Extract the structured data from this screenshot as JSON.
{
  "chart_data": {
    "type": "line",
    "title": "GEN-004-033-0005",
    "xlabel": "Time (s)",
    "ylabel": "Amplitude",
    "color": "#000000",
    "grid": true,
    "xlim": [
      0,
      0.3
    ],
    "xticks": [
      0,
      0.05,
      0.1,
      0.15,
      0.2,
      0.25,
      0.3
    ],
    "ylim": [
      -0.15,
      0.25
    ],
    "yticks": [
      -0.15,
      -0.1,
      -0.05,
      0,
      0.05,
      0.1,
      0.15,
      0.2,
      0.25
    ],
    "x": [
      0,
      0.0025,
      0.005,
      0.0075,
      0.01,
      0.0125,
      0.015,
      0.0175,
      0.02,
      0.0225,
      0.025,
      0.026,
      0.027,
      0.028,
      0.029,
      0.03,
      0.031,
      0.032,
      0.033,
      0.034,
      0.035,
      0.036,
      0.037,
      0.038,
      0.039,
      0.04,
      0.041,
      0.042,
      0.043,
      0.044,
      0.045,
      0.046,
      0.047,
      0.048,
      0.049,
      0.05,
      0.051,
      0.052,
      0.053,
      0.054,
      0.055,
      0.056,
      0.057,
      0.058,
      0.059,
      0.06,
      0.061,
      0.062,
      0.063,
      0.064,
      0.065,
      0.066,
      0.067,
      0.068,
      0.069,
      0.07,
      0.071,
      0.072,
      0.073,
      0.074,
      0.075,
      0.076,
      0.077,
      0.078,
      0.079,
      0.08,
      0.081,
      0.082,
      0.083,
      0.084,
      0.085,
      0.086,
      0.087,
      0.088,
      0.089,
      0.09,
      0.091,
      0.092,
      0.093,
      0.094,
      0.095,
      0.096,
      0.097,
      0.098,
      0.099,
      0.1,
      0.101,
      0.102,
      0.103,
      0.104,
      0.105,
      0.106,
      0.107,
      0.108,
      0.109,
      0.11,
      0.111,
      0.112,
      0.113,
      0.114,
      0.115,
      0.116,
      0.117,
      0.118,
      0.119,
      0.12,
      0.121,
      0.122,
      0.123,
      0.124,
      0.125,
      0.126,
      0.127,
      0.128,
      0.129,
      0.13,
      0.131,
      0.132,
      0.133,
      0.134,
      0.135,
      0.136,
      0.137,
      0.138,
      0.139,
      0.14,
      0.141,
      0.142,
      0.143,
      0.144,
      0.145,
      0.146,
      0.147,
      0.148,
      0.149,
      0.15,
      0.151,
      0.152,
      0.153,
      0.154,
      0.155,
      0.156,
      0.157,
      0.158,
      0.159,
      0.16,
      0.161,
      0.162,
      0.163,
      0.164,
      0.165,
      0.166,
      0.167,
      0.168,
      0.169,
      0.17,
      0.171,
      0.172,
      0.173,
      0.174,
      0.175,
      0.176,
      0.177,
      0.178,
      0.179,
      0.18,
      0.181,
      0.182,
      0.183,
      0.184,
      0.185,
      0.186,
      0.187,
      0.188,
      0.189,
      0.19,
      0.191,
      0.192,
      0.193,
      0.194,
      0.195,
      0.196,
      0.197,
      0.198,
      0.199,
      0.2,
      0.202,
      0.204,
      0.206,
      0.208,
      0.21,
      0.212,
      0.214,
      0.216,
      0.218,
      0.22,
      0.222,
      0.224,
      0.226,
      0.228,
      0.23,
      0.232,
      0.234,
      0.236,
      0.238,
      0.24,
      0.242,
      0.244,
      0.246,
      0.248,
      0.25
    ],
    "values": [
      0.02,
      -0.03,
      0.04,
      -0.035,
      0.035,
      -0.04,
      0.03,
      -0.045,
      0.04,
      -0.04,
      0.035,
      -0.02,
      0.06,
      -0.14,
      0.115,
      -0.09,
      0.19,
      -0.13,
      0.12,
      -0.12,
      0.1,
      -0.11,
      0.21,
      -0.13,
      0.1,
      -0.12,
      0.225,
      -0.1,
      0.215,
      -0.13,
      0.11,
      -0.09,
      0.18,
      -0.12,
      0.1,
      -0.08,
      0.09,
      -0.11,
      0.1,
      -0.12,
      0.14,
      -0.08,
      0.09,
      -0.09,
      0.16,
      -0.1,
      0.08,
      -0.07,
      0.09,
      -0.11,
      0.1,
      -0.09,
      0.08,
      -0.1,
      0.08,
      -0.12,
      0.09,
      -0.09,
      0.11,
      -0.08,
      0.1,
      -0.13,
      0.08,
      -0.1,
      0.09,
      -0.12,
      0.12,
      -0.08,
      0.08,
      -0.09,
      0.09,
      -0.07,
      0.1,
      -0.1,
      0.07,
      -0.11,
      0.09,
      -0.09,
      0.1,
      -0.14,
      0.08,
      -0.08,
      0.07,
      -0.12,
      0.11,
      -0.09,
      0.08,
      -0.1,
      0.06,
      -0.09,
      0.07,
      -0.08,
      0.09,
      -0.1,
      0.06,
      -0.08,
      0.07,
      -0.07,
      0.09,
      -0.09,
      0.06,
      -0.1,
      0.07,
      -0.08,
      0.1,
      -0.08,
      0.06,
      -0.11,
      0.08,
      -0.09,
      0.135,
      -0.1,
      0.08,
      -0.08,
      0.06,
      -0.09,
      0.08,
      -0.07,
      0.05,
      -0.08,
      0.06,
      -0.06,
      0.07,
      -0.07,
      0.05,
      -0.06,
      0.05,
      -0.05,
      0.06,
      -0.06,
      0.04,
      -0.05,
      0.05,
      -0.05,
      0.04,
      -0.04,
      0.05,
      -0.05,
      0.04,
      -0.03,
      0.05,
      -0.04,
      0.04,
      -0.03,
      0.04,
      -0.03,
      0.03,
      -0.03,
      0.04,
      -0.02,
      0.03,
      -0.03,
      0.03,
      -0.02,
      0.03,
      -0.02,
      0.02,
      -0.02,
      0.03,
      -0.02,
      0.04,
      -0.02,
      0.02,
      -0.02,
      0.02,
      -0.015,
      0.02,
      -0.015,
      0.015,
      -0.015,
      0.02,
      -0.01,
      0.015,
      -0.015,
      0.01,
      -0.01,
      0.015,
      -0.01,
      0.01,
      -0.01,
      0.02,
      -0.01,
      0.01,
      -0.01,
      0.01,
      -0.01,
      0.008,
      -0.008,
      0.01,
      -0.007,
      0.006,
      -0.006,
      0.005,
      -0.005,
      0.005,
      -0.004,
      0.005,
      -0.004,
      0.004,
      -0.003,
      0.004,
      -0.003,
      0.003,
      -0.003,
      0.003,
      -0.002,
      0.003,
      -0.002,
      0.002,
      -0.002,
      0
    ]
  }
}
--------------------------------------------------
The problem
Write the entire listing out again, word for word.

Answer for the task
Extract the structured data from this screenshot as JSON.
{
  "chart_data": {
    "type": "line",
    "title": "GEN-004-033-0005",
    "xlabel": "Time (s)",
    "ylabel": "Amplitude",
    "color": "#000000",
    "grid": true,
    "xlim": [
      0,
      0.3
    ],
    "xticks": [
      0,
      0.05,
      0.1,
      0.15,
      0.2,
      0.25,
      0.3
    ],
    "ylim": [
      -0.15,
      0.25
    ],
    "yticks": [
      -0.15,
      -0.1,
      -0.05,
      0,
      0.05,
      0.1,
      0.15,
      0.2,
      0.25
    ],
    "x": [
      0,
      0.0025,
      0.005,
      0.0075,
      0.01,
      0.0125,
      0.015,
      0.0175,
      0.02,
      0.0225,
      0.025,
      0.026,
      0.027,
      0.028,
      0.029,
      0.03,
      0.031,
      0.032,
      0.033,
      0.034,
      0.035,
      0.036,
      0.037,
      0.038,
      0.039,
      0.04,
      0.041,
      0.042,
      0.043,
      0.044,
      0.045,
      0.046,
      0.047,
      0.048,
      0.049,
      0.05,
      0.051,
      0.052,
      0.053,
      0.054,
      0.055,
      0.056,
      0.057,
      0.058,
      0.059,
      0.06,
      0.061,
      0.062,
      0.063,
      0.064,
      0.065,
      0.066,
      0.067,
      0.068,
      0.069,
      0.07,
      0.071,
      0.072,
      0.073,
      0.074,
      0.075,
      0.076,
      0.077,
      0.078,
      0.079,
      0.08,
      0.081,
      0.082,
      0.083,
      0.084,
      0.085,
      0.086,
      0.087,
      0.088,
      0.089,
      0.09,
      0.091,
      0.092,
      0.093,
      0.094,
      0.095,
      0.096,
      0.097,
      0.098,
      0.099,
      0.1,
      0.101,
      0.102,
      0.103,
      0.104,
      0.105,
      0.106,
      0.107,
      0.108,
      0.109,
      0.11,
      0.111,
      0.112,
      0.113,
      0.114,
      0.115,
      0.116,
      0.117,
      0.118,
      0.119,
      0.12,
      0.121,
      0.122,
      0.123,
      0.124,
      0.125,
      0.126,
      0.127,
      0.128,
      0.129,
      0.13,
      0.131,
      0.132,
      0.133,
      0.134,
      0.135,
      0.136,
      0.137,
      0.138,
      0.139,
      0.14,
      0.141,
      0.142,
      0.143,
      0.144,
      0.145,
      0.146,
      0.147,
      0.148,
      0.149,
      0.15,
      0.151,
      0.152,
      0.153,
      0.154,
      0.155,
      0.156,
      0.157,
      0.158,
      0.159,
      0.16,
      0.161,
      0.162,
      0.163,
      0.164,
      0.165,
      0.166,
      0.167,
      0.168,
      0.169,
      0.17,
      0.171,
      0.172,
      0.173,
      0.174,
      0.175,
      0.176,
      0.177,
      0.178,
      0.179,
      0.18,
      0.181,
      0.182,
      0.183,
      0.184,
      0.185,
      0.186,
      0.187,
      0.188,
      0.189,
      0.19,
      0.191,
      0.192,
      0.193,
      0.194,
      0.195,
      0.196,
      0.197,
      0.198,
      0.199,
      0.2,
      0.202,
      0.204,
      0.206,
      0.208,
      0.21,
      0.212,
      0.214,
      0.216,
      0.218,
      0.22,
      0.222,
      0.224,
      0.226,
      0.228,
      0.23,
      0.232,
      0.234,
      0.236,
      0.238,
      0.24,
      0.242,
      0.244,
      0.246,
      0.248,
      0.25
    ],
    "values": [
      0.02,
      -0.03,
      0.04,
      -0.035,
      0.035,
      -0.04,
      0.03,
      -0.045,
      0.04,
      -0.04,
      0.035,
      -0.02,
      0.06,
      -0.14,
      0.115,
      -0.09,
      0.19,
      -0.13,
      0.12,
      -0.12,
      0.1,
      -0.11,
      0.21,
      -0.13,
      0.1,
      -0.12,
      0.225,
      -0.1,
      0.215,
      -0.13,
      0.11,
      -0.09,
      0.18,
      -0.12,
      0.1,
      -0.08,
      0.09,
      -0.11,
      0.1,
      -0.12,
      0.14,
      -0.08,
      0.09,
      -0.09,
      0.16,
      -0.1,
      0.08,
      -0.07,
      0.09,
      -0.11,
      0.1,
      -0.09,
      0.08,
      -0.1,
      0.08,
      -0.12,
      0.09,
      -0.09,
      0.11,
      -0.08,
      0.1,
      -0.13,
      0.08,
      -0.1,
      0.09,
      -0.12,
      0.12,
      -0.08,
      0.08,
      -0.09,
      0.09,
      -0.07,
      0.1,
      -0.1,
      0.07,
      -0.11,
      0.09,
      -0.09,
      0.1,
      -0.14,
      0.08,
      -0.08,
      0.07,
      -0.12,
      0.11,
      -0.09,
      0.08,
      -0.1,
      0.06,
      -0.09,
      0.07,
      -0.08,
      0.09,
      -0.1,
      0.06,
      -0.08,
      0.07,
      -0.07,
      0.09,
      -0.09,
      0.06,
      -0.1,
      0.07,
      -0.08,
      0.1,
      -0.08,
      0.06,
      -0.11,
      0.08,
      -0.09,
      0.135,
      -0.1,
      0.08,
      -0.08,
      0.06,
      -0.09,
      0.08,
      -0.07,
      0.05,
      -0.08,
      0.06,
      -0.06,
      0.07,
      -0.07,
      0.05,
      -0.06,
      0.05,
      -0.05,
      0.06,
      -0.06,
      0.04,
      -0.05,
      0.05,
      -0.05,
      0.04,
      -0.04,
      0.05,
      -0.05,
      0.04,
      -0.03,
      0.05,
      -0.04,
      0.04,
      -0.03,
      0.04,
      -0.03,
      0.03,
      -0.03,
      0.04,
      -0.02,
      0.03,
      -0.03,
      0.03,
      -0.02,
      0.03,
      -0.02,
      0.02,
      -0.02,
      0.03,
      -0.02,
      0.04,
      -0.02,
      0.02,
      -0.02,
      0.02,
      -0.015,
      0.02,
      -0.015,
      0.015,
      -0.015,
      0.02,
      -0.01,
      0.015,
      -0.015,
      0.01,
      -0.01,
      0.015,
      -0.01,
      0.01,
      -0.01,
      0.02,
      -0.01,
      0.01,
      -0.01,
      0.01,
      -0.01,
      0.008,
      -0.008,
      0.01,
      -0.007,
      0.006,
      -0.006,
      0.005,
      -0.005,
      0.005,
      -0.004,
      0.005,
      -0.004,
      0.004,
      -0.003,
      0.004,
      -0.003,
      0.003,
      -0.003,
      0.003,
      -0.002,
      0.003,
      -0.002,
      0.002,
      -0.002,
      0
    ]
  }
}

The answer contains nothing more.